## Records excerpted from a collection
=-=-=

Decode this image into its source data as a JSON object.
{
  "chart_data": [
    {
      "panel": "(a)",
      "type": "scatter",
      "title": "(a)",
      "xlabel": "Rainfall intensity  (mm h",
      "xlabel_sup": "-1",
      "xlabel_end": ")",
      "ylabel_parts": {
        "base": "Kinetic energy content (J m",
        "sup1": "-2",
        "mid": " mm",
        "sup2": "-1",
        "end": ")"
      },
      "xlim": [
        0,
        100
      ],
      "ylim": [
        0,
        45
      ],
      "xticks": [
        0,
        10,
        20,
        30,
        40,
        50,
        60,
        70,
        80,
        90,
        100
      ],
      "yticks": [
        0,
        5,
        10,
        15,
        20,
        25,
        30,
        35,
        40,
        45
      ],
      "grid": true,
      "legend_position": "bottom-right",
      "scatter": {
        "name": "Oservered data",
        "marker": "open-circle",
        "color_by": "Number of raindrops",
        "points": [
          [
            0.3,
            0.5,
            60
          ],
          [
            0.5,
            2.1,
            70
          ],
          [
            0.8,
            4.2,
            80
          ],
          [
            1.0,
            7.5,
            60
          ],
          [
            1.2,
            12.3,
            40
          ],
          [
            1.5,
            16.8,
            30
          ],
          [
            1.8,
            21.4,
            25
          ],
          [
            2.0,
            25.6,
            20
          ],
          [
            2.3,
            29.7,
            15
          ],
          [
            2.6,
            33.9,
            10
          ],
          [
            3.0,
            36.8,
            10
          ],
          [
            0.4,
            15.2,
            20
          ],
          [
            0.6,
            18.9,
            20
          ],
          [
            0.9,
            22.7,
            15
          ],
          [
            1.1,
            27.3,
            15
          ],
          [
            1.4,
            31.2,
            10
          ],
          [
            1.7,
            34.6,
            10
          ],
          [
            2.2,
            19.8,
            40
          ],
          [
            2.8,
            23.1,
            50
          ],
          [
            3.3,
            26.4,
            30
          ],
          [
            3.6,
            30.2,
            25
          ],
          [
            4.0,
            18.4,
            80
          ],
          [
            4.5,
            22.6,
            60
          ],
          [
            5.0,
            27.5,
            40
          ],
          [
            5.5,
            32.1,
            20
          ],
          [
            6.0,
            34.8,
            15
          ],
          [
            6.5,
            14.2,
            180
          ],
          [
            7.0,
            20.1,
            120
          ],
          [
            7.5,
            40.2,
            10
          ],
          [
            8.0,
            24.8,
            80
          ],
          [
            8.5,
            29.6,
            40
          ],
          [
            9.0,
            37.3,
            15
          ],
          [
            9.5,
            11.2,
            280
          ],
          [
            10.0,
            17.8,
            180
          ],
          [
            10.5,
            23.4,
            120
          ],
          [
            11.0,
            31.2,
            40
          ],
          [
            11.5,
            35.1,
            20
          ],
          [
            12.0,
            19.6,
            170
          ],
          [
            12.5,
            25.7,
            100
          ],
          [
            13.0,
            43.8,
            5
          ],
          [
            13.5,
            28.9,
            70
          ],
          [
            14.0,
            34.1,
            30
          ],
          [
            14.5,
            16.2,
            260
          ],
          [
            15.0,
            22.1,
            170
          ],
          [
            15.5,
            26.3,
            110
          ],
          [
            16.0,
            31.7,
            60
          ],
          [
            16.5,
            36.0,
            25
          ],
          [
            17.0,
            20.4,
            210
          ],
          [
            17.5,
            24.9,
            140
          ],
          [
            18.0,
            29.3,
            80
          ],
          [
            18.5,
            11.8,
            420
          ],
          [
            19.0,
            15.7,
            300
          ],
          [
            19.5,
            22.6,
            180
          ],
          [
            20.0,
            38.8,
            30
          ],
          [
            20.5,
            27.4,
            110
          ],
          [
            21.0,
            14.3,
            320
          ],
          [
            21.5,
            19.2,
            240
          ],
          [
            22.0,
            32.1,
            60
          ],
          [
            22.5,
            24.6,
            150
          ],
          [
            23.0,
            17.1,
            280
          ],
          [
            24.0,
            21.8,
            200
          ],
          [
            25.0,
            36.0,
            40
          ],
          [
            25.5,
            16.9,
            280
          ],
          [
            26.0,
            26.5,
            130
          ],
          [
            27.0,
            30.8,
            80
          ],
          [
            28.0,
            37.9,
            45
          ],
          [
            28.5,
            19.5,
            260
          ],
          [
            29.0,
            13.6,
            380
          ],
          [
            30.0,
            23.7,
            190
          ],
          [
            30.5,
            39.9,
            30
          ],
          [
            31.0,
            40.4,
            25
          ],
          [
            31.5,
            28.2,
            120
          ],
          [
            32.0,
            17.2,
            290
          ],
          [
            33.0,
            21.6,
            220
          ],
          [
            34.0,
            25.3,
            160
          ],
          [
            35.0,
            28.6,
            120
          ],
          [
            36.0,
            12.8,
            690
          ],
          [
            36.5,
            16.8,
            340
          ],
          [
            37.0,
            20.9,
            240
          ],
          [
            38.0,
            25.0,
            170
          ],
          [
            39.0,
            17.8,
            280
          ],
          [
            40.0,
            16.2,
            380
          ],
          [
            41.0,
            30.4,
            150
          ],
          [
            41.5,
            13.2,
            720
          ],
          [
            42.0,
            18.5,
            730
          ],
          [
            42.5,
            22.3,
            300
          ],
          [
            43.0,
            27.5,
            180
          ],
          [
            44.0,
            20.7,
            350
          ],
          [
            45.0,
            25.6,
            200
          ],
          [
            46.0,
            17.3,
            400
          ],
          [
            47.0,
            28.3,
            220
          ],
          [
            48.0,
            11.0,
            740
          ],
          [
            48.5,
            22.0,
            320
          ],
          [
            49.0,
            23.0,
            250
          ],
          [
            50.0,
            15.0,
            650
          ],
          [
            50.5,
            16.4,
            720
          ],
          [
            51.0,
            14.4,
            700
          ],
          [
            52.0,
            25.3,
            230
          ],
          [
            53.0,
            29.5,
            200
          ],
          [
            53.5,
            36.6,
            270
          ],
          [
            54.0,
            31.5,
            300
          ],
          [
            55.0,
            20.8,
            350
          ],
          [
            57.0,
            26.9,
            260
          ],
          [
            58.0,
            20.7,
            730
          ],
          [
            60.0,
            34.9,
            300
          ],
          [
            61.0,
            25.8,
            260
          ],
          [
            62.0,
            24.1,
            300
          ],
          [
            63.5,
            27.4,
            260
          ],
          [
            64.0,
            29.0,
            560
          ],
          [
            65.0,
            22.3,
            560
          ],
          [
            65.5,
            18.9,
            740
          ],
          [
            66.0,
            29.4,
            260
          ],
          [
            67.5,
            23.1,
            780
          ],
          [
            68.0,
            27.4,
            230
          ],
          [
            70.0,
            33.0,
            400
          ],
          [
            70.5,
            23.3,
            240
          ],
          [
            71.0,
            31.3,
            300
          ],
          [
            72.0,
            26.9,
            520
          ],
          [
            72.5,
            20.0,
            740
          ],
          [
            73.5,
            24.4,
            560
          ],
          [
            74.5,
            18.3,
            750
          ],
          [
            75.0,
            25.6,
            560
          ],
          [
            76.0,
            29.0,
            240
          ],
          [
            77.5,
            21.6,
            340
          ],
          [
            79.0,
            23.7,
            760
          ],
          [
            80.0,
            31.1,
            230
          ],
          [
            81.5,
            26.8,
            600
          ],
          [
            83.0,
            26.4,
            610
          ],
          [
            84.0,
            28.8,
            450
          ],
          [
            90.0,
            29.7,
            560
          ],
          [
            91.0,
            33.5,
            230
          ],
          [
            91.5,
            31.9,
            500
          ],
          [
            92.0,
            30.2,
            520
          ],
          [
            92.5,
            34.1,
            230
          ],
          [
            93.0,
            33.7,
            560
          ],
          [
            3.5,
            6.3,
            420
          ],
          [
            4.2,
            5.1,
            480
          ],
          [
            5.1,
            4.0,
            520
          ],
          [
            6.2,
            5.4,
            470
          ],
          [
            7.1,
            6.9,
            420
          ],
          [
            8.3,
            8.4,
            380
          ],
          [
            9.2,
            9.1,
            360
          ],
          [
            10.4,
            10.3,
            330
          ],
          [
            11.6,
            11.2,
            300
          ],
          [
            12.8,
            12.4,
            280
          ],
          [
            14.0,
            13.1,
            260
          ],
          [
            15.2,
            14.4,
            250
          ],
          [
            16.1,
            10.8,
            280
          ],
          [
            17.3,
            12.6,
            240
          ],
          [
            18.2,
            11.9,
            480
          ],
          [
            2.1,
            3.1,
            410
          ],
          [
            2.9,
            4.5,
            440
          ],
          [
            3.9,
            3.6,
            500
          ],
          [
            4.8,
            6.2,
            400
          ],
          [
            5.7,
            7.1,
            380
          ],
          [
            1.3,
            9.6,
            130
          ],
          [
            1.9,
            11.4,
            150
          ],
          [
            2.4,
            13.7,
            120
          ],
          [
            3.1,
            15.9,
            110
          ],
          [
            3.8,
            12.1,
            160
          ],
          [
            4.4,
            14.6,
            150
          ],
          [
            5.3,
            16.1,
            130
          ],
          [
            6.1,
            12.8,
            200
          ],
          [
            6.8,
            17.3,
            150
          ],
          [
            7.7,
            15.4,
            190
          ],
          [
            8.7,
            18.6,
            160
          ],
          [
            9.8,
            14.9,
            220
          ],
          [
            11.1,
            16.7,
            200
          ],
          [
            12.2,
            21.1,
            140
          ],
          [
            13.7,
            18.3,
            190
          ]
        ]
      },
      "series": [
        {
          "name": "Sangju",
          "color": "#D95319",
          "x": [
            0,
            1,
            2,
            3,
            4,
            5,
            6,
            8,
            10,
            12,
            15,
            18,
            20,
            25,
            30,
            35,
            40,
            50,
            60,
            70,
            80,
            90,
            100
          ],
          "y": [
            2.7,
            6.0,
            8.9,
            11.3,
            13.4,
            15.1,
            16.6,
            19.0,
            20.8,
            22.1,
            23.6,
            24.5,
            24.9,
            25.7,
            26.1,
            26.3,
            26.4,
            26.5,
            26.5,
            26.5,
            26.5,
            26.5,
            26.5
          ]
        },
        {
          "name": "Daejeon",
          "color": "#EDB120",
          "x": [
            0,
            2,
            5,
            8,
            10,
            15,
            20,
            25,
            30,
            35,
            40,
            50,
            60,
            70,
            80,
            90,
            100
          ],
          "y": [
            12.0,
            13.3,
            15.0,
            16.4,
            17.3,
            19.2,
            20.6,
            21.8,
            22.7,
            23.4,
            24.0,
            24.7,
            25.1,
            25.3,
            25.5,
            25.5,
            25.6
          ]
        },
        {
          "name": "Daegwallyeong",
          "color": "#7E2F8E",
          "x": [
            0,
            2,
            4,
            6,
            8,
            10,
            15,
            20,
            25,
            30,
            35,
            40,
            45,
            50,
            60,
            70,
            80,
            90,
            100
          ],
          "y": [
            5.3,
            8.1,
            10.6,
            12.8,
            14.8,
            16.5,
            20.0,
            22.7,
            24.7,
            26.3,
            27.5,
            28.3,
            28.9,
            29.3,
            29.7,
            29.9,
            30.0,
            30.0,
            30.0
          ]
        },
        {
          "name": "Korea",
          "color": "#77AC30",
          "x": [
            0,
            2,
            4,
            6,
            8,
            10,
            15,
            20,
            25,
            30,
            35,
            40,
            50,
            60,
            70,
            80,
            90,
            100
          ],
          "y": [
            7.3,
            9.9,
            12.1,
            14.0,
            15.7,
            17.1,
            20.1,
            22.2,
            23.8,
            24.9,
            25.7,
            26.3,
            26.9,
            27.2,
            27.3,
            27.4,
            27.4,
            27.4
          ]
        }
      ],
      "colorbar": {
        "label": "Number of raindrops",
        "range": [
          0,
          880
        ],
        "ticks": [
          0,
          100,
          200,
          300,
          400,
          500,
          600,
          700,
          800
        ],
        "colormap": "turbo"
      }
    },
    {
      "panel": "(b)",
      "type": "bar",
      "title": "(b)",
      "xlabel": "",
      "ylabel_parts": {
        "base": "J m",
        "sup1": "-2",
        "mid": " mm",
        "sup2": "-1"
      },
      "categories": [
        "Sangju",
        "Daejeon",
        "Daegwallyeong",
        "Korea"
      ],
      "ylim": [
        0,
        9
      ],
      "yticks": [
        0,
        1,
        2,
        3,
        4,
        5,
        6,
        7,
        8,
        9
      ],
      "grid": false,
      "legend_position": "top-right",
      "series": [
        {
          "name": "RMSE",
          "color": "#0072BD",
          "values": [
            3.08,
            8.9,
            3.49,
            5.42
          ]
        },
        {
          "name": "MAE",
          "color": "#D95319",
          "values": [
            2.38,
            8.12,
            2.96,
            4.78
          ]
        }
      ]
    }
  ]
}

=-=-=

## TASK STATEMENT
Return each line of the data that contains the string "Number".

## EXERCISE ANSWER
        "color_by": "Number of raindrops",
        "label": "Number of raindrops",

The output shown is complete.